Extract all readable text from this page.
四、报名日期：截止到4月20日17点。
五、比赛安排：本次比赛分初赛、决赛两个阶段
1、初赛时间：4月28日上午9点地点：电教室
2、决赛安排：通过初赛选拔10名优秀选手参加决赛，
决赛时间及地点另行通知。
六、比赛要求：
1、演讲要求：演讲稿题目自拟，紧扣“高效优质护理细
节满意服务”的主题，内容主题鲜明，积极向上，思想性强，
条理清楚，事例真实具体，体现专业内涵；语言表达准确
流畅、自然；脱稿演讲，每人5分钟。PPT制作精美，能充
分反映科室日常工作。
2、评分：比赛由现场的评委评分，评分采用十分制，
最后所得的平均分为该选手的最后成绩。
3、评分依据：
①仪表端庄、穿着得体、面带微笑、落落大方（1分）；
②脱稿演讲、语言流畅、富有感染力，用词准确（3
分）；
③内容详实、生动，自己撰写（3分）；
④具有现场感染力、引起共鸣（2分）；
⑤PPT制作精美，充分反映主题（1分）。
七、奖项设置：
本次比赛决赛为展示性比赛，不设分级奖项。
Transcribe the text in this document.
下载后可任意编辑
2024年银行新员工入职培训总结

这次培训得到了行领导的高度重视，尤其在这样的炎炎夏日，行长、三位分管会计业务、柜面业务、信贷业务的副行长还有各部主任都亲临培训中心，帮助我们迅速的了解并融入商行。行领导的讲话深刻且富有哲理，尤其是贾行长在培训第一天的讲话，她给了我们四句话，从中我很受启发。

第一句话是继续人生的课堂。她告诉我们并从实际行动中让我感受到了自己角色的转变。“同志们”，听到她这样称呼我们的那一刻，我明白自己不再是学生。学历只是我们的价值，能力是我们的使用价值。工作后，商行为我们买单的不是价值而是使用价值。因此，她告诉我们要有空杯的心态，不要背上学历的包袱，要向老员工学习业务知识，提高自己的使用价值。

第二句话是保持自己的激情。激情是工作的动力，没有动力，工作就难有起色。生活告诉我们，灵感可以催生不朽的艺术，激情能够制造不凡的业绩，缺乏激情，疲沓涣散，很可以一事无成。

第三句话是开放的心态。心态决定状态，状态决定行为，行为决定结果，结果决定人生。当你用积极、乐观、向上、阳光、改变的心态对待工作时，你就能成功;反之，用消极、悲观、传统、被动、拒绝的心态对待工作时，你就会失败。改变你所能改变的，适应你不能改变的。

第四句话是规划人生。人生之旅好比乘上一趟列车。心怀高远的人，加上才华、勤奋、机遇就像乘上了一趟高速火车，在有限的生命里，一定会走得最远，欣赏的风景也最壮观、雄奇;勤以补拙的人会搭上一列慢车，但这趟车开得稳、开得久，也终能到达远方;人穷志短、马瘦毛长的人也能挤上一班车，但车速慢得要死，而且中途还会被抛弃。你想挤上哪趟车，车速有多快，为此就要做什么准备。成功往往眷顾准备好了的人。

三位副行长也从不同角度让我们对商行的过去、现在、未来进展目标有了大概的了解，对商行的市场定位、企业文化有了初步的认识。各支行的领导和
━━━━━━━━━━
* DESCRIPTION OF THE TASK: Extract all lines from the data in which "text" is found.

* EXERCISE RESPONSE:
Extract all readable text from this page.
Transcribe the text in this document.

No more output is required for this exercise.